— Begin Extracted text —

Why Australia can’t just deport its problems
Posted on 26 May 2025
When it comes to citizenship, Australians want to have their cake and eat it too, writes group…
Posted on 26 May 2025
By Denis Moriarty
When it comes to citizenship, Australians want to have their cake and eat it too, writes group managing director of Our Community, Denis Moriarty.
Illicit tobacco czar Kazem Hamad, now resident in Iraq, has apparently raised the extortion rate on Melbourne chop chop shops to $5,000 a month.
This proves that (a) you can definitely run a successful business working from home, and (b) Australia may have shot itself in the foot (and a whole lot of small retailers through the front window) by deporting him in the first place.
I mean, if he was still here, we’d at least in theory be able to ask him pointed questions or stir up some bikie gangs and let market forces take their course.
Australia really loves deporting people, though, and won’t let economic rationality, bleeding-heart humanitarianism or legal technicalities stand in the way.
In all the chaos of the last few weeks you may have missed the announcement by the Italian government that it was clamping down on applications for Italian citizenship.
The rule used to be that you were Italian if you had ancestors who were born in Italy after Vittore Emmanuel was declared King of Italy on March 17, 1861. Since March 28 the government has reduced that period from about seven generations to two – you now have to have an Italian parent or grandparent, and great-great-great-great-great-grandparents don’t cut it anymore.

— End Extracted text —

- [Exercise 1]:
Write out the portion of the article on Australian deportation starting at "Why Australia can’t" and ending at "the first place.".
The article and the records are unrelated to each other.

— Begin Records —

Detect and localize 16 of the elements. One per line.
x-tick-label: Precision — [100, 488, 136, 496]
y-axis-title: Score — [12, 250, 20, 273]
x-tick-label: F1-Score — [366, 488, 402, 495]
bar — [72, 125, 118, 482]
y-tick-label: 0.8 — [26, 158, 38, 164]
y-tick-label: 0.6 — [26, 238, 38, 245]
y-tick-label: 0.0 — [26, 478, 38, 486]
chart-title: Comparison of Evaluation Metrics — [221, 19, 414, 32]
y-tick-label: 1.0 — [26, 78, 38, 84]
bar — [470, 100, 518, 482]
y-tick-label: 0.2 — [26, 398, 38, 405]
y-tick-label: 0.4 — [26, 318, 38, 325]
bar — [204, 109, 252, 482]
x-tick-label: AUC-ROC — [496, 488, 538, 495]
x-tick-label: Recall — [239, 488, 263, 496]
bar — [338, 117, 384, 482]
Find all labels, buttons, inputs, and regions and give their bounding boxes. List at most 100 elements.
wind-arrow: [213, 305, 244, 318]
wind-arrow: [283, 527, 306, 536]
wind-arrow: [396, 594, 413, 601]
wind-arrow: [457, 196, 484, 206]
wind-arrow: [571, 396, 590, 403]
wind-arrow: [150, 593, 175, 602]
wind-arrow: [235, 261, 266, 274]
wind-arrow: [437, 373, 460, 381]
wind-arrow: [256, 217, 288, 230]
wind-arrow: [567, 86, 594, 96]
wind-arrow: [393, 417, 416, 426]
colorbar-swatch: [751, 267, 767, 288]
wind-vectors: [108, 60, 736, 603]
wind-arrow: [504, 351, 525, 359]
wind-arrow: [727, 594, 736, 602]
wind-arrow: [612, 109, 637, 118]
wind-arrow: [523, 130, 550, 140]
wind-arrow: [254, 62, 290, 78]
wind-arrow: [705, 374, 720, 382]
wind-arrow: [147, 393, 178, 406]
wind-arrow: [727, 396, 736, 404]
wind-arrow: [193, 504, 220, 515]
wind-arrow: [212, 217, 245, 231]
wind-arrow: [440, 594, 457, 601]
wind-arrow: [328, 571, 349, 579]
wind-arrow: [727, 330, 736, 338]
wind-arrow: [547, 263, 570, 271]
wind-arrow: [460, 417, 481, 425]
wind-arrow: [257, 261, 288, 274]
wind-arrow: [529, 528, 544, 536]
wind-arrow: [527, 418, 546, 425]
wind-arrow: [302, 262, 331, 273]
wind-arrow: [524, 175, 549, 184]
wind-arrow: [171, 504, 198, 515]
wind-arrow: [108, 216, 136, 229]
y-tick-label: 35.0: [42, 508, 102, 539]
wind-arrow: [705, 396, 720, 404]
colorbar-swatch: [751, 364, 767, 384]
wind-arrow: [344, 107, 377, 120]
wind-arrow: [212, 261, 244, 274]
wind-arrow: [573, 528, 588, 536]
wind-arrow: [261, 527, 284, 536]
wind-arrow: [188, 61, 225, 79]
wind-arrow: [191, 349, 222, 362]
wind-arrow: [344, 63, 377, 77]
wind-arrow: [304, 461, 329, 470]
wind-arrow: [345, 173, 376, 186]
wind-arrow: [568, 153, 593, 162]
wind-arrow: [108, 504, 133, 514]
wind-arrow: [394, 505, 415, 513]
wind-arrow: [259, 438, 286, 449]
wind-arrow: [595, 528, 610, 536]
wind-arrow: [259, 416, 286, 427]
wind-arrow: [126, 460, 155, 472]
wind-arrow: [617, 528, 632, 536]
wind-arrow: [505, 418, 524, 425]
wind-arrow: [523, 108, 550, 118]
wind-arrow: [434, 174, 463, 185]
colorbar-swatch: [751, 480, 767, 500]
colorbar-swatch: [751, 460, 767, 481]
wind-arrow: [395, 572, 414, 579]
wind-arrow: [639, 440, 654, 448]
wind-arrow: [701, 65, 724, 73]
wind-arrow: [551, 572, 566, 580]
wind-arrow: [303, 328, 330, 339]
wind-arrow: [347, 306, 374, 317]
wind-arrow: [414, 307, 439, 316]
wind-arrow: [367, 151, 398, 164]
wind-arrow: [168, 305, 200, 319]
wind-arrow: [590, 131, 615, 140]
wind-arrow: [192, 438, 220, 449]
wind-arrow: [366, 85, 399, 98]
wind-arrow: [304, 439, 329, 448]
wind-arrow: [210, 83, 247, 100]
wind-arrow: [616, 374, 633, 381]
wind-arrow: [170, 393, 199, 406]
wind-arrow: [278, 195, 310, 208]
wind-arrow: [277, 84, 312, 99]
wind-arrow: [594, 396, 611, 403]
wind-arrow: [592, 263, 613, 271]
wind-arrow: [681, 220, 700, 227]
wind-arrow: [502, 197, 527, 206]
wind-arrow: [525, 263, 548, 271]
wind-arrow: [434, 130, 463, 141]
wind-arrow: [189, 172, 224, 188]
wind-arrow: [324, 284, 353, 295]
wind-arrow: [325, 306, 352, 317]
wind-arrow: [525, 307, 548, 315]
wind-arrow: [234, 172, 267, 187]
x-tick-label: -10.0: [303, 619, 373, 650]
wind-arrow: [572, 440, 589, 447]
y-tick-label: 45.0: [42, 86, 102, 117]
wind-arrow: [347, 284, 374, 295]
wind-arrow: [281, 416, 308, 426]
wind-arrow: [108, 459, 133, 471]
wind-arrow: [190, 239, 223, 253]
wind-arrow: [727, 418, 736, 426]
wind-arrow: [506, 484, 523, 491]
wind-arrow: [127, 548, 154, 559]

— End Records —

- [Exercise 2]:
In the records, starting at the beginning and ending at the line that contains "wind-arrow: [302, 262, 331, 273]", switch "y-tick-label" to "vertical-tick-label" and give those lines again with everything else unchanged.

- [Written answer 1]:
Why Australia can’t just deport its problems
Posted on 26 May 2025
When it comes to citizenship, Australians want to have their cake and eat it too, writes group…
Posted on 26 May 2025
By Denis Moriarty
When it comes to citizenship, Australians want to have their cake and eat it too, writes group managing director of Our Community, Denis Moriarty.
Illicit tobacco czar Kazem Hamad, now resident in Iraq, has apparently raised the extortion rate on Melbourne chop chop shops to $5,000 a month.
This proves that (a) you can definitely run a successful business working from home, and (b) Australia may have shot itself in the foot (and a whole lot of small retailers through the front window) by deporting him in the first place.

- [Written answer 2]:
Detect and localize 16 of the elements. One per line.
x-tick-label: Precision — [100, 488, 136, 496]
y-axis-title: Score — [12, 250, 20, 273]
x-tick-label: F1-Score — [366, 488, 402, 495]
bar — [72, 125, 118, 482]
vertical-tick-label: 0.8 — [26, 158, 38, 164]
vertical-tick-label: 0.6 — [26, 238, 38, 245]
vertical-tick-label: 0.0 — [26, 478, 38, 486]
chart-title: Comparison of Evaluation Metrics — [221, 19, 414, 32]
vertical-tick-label: 1.0 — [26, 78, 38, 84]
bar — [470, 100, 518, 482]
vertical-tick-label: 0.2 — [26, 398, 38, 405]
vertical-tick-label: 0.4 — [26, 318, 38, 325]
bar — [204, 109, 252, 482]
x-tick-label: AUC-ROC — [496, 488, 538, 495]
x-tick-label: Recall — [239, 488, 263, 496]
bar — [338, 117, 384, 482]
Find all labels, buttons, inputs, and regions and give their bounding boxes. List at most 100 elements.
wind-arrow: [213, 305, 244, 318]
wind-arrow: [283, 527, 306, 536]
wind-arrow: [396, 594, 413, 601]
wind-arrow: [457, 196, 484, 206]
wind-arrow: [571, 396, 590, 403]
wind-arrow: [150, 593, 175, 602]
wind-arrow: [235, 261, 266, 274]
wind-arrow: [437, 373, 460, 381]
wind-arrow: [256, 217, 288, 230]
wind-arrow: [567, 86, 594, 96]
wind-arrow: [393, 417, 416, 426]
colorbar-swatch: [751, 267, 767, 288]
wind-vectors: [108, 60, 736, 603]
wind-arrow: [504, 351, 525, 359]
wind-arrow: [727, 594, 736, 602]
wind-arrow: [612, 109, 637, 118]
wind-arrow: [523, 130, 550, 140]
wind-arrow: [254, 62, 290, 78]
wind-arrow: [705, 374, 720, 382]
wind-arrow: [147, 393, 178, 406]
wind-arrow: [727, 396, 736, 404]
wind-arrow: [193, 504, 220, 515]
wind-arrow: [212, 217, 245, 231]
wind-arrow: [440, 594, 457, 601]
wind-arrow: [328, 571, 349, 579]
wind-arrow: [727, 330, 736, 338]
wind-arrow: [547, 263, 570, 271]
wind-arrow: [460, 417, 481, 425]
wind-arrow: [257, 261, 288, 274]
wind-arrow: [529, 528, 544, 536]
wind-arrow: [527, 418, 546, 425]
wind-arrow: [302, 262, 331, 273]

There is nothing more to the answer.